§ **What you need to do**
Copy all records verbatim.

§ **Data listing**
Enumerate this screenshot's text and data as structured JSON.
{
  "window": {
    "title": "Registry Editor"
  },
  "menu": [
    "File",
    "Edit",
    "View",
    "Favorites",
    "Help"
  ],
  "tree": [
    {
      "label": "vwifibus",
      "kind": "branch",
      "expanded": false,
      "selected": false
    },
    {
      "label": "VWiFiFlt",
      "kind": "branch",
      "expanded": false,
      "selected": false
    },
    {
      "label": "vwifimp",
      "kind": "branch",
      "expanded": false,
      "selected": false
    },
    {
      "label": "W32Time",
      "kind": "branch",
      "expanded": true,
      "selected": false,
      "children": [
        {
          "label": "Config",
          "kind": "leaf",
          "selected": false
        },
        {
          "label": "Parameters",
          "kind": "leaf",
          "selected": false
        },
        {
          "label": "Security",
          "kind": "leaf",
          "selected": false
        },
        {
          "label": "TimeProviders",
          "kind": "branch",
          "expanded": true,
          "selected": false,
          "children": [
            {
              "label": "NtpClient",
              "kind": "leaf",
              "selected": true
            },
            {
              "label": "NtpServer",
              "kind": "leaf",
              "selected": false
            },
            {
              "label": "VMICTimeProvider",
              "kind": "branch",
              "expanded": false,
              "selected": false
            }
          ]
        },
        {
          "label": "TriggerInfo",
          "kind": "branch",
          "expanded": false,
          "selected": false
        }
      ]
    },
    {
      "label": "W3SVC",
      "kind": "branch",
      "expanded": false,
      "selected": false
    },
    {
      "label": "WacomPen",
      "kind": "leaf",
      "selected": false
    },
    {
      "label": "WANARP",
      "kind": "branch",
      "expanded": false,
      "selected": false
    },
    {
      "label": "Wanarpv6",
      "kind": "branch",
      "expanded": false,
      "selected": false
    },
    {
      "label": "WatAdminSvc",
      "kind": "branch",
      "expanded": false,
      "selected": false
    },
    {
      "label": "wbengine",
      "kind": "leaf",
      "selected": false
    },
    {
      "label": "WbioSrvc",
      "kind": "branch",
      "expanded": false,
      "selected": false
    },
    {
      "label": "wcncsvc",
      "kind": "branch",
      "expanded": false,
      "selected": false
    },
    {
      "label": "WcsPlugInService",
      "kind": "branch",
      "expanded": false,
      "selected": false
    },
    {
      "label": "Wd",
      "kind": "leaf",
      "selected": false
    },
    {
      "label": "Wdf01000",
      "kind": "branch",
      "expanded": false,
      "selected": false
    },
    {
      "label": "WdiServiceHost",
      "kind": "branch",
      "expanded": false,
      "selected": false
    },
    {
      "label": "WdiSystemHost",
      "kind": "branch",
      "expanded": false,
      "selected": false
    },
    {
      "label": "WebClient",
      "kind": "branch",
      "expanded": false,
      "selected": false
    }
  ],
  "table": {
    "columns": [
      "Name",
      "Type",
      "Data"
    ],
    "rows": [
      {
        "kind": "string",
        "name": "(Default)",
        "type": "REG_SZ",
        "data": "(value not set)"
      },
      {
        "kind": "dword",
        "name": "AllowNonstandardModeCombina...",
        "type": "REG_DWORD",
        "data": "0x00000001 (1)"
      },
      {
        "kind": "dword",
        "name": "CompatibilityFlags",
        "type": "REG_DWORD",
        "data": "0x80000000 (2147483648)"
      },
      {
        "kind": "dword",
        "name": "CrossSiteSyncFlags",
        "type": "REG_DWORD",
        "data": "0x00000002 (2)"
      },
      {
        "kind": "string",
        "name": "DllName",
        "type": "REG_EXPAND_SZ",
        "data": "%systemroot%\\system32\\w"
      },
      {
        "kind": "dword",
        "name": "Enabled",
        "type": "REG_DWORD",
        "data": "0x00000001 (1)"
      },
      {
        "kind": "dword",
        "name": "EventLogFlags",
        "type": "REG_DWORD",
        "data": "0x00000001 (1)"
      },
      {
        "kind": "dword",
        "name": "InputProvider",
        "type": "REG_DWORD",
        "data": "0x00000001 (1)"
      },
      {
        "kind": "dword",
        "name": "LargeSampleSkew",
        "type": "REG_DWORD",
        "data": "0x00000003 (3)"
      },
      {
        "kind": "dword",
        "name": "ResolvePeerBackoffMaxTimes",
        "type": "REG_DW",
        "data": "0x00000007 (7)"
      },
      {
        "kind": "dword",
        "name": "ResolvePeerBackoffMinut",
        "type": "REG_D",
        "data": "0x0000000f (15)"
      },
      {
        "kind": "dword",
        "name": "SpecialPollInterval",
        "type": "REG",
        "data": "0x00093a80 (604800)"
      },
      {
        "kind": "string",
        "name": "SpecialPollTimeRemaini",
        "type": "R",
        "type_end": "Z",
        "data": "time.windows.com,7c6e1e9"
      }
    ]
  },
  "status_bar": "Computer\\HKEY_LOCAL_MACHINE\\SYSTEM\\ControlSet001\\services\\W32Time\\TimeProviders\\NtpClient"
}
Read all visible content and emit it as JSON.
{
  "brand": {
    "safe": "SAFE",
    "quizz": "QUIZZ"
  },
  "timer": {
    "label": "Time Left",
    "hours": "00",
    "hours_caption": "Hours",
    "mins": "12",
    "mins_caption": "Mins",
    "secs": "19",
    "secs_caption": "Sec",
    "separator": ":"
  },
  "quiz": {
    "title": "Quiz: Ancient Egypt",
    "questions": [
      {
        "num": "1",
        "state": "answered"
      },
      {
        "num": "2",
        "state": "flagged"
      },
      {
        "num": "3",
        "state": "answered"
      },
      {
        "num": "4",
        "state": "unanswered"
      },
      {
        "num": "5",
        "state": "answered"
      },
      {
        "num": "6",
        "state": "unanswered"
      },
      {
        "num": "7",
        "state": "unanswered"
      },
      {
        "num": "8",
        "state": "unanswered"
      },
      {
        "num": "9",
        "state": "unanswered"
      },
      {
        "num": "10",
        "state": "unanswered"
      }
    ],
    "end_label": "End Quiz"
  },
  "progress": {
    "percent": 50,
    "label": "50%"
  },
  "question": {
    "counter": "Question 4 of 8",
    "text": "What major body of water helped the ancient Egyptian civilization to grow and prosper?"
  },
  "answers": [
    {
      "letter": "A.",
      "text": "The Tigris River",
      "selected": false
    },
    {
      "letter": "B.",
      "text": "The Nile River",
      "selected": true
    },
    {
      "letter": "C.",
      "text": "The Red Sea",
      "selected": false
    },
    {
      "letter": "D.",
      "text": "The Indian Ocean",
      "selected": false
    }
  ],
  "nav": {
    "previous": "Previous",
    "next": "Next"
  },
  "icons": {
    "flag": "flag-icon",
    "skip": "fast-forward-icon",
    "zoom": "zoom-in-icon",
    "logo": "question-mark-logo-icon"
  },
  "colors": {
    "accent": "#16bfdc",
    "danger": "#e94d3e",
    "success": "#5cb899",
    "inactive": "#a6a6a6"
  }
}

§ **The solution**
Enumerate this screenshot's text and data as structured JSON.
{
  "window": {
    "title": "Registry Editor"
  },
  "menu": [
    "File",
    "Edit",
    "View",
    "Favorites",
    "Help"
  ],
  "tree": [
    {
      "label": "vwifibus",
      "kind": "branch",
      "expanded": false,
      "selected": false
    },
    {
      "label": "VWiFiFlt",
      "kind": "branch",
      "expanded": false,
      "selected": false
    },
    {
      "label": "vwifimp",
      "kind": "branch",
      "expanded": false,
      "selected": false
    },
    {
      "label": "W32Time",
      "kind": "branch",
      "expanded": true,
      "selected": false,
      "children": [
        {
          "label": "Config",
          "kind": "leaf",
          "selected": false
        },
        {
          "label": "Parameters",
          "kind": "leaf",
          "selected": false
        },
        {
          "label": "Security",
          "kind": "leaf",
          "selected": false
        },
        {
          "label": "TimeProviders",
          "kind": "branch",
          "expanded": true,
          "selected": false,
          "children": [
            {
              "label": "NtpClient",
              "kind": "leaf",
              "selected": true
            },
            {
              "label": "NtpServer",
              "kind": "leaf",
              "selected": false
            },
            {
              "label": "VMICTimeProvider",
              "kind": "branch",
              "expanded": false,
              "selected": false
            }
          ]
        },
        {
          "label": "TriggerInfo",
          "kind": "branch",
          "expanded": false,
          "selected": false
        }
      ]
    },
    {
      "label": "W3SVC",
      "kind": "branch",
      "expanded": false,
      "selected": false
    },
    {
      "label": "WacomPen",
      "kind": "leaf",
      "selected": false
    },
    {
      "label": "WANARP",
      "kind": "branch",
      "expanded": false,
      "selected": false
    },
    {
      "label": "Wanarpv6",
      "kind": "branch",
      "expanded": false,
      "selected": false
    },
    {
      "label": "WatAdminSvc",
      "kind": "branch",
      "expanded": false,
      "selected": false
    },
    {
      "label": "wbengine",
      "kind": "leaf",
      "selected": false
    },
    {
      "label": "WbioSrvc",
      "kind": "branch",
      "expanded": false,
      "selected": false
    },
    {
      "label": "wcncsvc",
      "kind": "branch",
      "expanded": false,
      "selected": false
    },
    {
      "label": "WcsPlugInService",
      "kind": "branch",
      "expanded": false,
      "selected": false
    },
    {
      "label": "Wd",
      "kind": "leaf",
      "selected": false
    },
    {
      "label": "Wdf01000",
      "kind": "branch",
      "expanded": false,
      "selected": false
    },
    {
      "label": "WdiServiceHost",
      "kind": "branch",
      "expanded": false,
      "selected": false
    },
    {
      "label": "WdiSystemHost",
      "kind": "branch",
      "expanded": false,
      "selected": false
    },
    {
      "label": "WebClient",
      "kind": "branch",
      "expanded": false,
      "selected": false
    }
  ],
  "table": {
    "columns": [
      "Name",
      "Type",
      "Data"
    ],
    "rows": [
      {
        "kind": "string",
        "name": "(Default)",
        "type": "REG_SZ",
        "data": "(value not set)"
      },
      {
        "kind": "dword",
        "name": "AllowNonstandardModeCombina...",
        "type": "REG_DWORD",
        "data": "0x00000001 (1)"
      },
      {
        "kind": "dword",
        "name": "CompatibilityFlags",
        "type": "REG_DWORD",
        "data": "0x80000000 (2147483648)"
      },
      {
        "kind": "dword",
        "name": "CrossSiteSyncFlags",
        "type": "REG_DWORD",
        "data": "0x00000002 (2)"
      },
      {
        "kind": "string",
        "name": "DllName",
        "type": "REG_EXPAND_SZ",
        "data": "%systemroot%\\system32\\w"
      },
      {
        "kind": "dword",
        "name": "Enabled",
        "type": "REG_DWORD",
        "data": "0x00000001 (1)"
      },
      {
        "kind": "dword",
        "name": "EventLogFlags",
        "type": "REG_DWORD",
        "data": "0x00000001 (1)"
      },
      {
        "kind": "dword",
        "name": "InputProvider",
        "type": "REG_DWORD",
        "data": "0x00000001 (1)"
      },
      {
        "kind": "dword",
        "name": "LargeSampleSkew",
        "type": "REG_DWORD",
        "data": "0x00000003 (3)"
      },
      {
        "kind": "dword",
        "name": "ResolvePeerBackoffMaxTimes",
        "type": "REG_DW",
        "data": "0x00000007 (7)"
      },
      {
        "kind": "dword",
        "name": "ResolvePeerBackoffMinut",
        "type": "REG_D",
        "data": "0x0000000f (15)"
      },
      {
        "kind": "dword",
        "name": "SpecialPollInterval",
        "type": "REG",
        "data": "0x00093a80 (604800)"
      },
      {
        "kind": "string",
        "name": "SpecialPollTimeRemaini",
        "type": "R",
        "type_end": "Z",
        "data": "time.windows.com,7c6e1e9"
      }
    ]
  },
  "status_bar": "Computer\\HKEY_LOCAL_MACHINE\\SYSTEM\\ControlSet001\\services\\W32Time\\TimeProviders\\NtpClient"
}
Read all visible content and emit it as JSON.
{
  "brand": {
    "safe": "SAFE",
    "quizz": "QUIZZ"
  },
  "timer": {
    "label": "Time Left",
    "hours": "00",
    "hours_caption": "Hours",
    "mins": "12",
    "mins_caption": "Mins",
    "secs": "19",
    "secs_caption": "Sec",
    "separator": ":"
  },
  "quiz": {
    "title": "Quiz: Ancient Egypt",
    "questions": [
      {
        "num": "1",
        "state": "answered"
      },
      {
        "num": "2",
        "state": "flagged"
      },
      {
        "num": "3",
        "state": "answered"
      },
      {
        "num": "4",
        "state": "unanswered"
      },
      {
        "num": "5",
        "state": "answered"
      },
      {
        "num": "6",
        "state": "unanswered"
      },
      {
        "num": "7",
        "state": "unanswered"
      },
      {
        "num": "8",
        "state": "unanswered"
      },
      {
        "num": "9",
        "state": "unanswered"
      },
      {
        "num": "10",
        "state": "unanswered"
      }
    ],
    "end_label": "End Quiz"
  },
  "progress": {
    "percent": 50,
    "label": "50%"
  },
  "question": {
    "counter": "Question 4 of 8",
    "text": "What major body of water helped the ancient Egyptian civilization to grow and prosper?"
  },
  "answers": [
    {
      "letter": "A.",
      "text": "The Tigris River",
      "selected": false
    },
    {
      "letter": "B.",
      "text": "The Nile River",
      "selected": true
    },
    {
      "letter": "C.",
      "text": "The Red Sea",
      "selected": false
    },
    {
      "letter": "D.",
      "text": "The Indian Ocean",
      "selected": false
    }
  ],
  "nav": {
    "previous": "Previous",
    "next": "Next"
  },
  "icons": {
    "flag": "flag-icon",
    "skip": "fast-forward-icon",
    "zoom": "zoom-in-icon",
    "logo": "question-mark-logo-icon"
  },
  "colors": {
    "accent": "#16bfdc",
    "danger": "#e94d3e",
    "success": "#5cb899",
    "inactive": "#a6a6a6"
  }
}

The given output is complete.